Supplied records:

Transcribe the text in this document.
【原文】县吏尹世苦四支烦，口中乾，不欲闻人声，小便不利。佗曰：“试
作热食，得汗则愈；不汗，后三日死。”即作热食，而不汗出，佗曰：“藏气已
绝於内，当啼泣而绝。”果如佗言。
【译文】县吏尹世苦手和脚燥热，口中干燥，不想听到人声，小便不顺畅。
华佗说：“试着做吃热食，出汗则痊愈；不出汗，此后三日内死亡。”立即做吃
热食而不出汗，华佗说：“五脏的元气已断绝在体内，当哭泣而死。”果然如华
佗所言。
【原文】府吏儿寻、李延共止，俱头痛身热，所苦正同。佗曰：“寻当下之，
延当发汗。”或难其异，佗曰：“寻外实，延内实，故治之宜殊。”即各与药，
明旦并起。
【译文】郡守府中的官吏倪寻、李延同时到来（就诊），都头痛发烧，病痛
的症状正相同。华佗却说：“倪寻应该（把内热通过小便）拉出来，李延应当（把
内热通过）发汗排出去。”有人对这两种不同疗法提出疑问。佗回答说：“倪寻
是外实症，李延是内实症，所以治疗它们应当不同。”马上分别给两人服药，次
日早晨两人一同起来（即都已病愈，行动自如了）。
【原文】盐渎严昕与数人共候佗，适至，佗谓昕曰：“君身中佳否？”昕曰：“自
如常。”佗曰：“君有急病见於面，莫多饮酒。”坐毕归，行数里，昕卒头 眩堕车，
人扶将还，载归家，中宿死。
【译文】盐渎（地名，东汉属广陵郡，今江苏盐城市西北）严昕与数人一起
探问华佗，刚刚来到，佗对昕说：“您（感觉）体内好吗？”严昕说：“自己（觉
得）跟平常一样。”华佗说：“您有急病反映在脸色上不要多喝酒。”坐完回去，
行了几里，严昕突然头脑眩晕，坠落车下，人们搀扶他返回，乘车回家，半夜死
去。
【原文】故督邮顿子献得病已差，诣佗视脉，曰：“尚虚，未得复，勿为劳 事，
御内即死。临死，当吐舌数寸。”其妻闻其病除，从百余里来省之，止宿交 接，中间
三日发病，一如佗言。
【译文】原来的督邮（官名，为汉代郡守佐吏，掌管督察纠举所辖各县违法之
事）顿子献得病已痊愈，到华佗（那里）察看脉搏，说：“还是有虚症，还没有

---

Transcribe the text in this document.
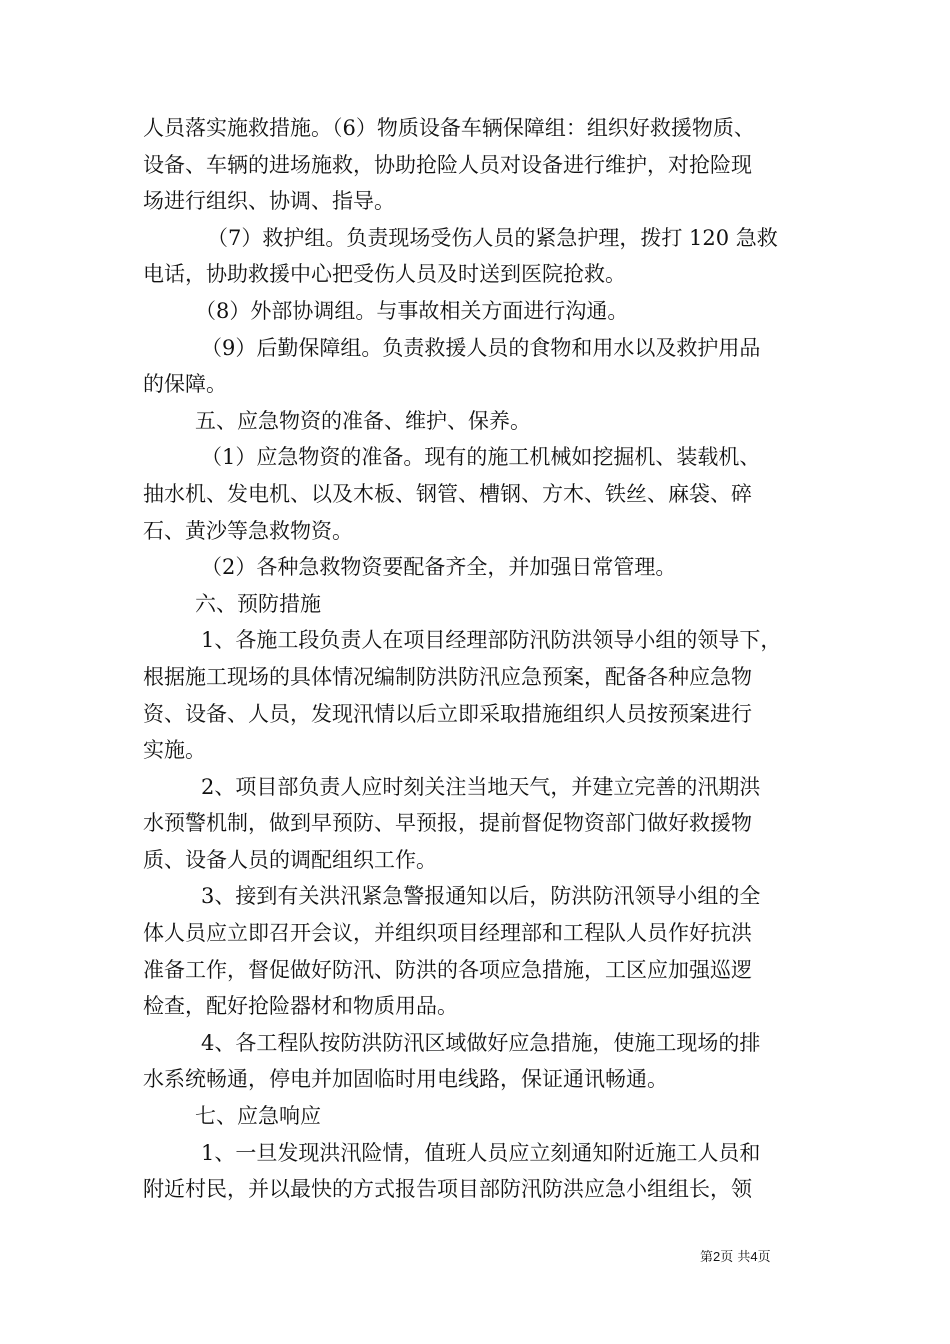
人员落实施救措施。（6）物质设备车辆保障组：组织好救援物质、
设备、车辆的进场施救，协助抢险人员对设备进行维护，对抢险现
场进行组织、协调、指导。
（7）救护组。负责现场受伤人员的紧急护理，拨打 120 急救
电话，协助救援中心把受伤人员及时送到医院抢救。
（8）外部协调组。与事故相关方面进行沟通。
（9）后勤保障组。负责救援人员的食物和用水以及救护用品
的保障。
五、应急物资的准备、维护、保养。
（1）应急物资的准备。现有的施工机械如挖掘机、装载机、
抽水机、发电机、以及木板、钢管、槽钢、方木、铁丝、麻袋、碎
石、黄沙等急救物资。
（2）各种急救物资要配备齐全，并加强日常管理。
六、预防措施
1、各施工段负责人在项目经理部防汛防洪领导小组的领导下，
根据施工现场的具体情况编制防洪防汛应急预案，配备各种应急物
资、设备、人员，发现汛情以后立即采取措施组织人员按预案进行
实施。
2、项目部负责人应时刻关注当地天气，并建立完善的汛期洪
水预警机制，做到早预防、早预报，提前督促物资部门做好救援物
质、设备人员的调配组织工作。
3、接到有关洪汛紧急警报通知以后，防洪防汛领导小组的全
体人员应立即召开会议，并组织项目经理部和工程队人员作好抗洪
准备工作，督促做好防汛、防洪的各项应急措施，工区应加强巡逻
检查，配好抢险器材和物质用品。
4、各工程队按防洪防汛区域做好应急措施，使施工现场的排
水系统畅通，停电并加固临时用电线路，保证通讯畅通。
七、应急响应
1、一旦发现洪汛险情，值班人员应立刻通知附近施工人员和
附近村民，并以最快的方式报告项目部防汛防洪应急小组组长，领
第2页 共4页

Task: Where a line above contains the word "应急物资的准备", copy that line.

Complete output:
五、应急物资的准备、维护、保养。
（1）应急物资的准备。现有的施工机械如挖掘机、装载机、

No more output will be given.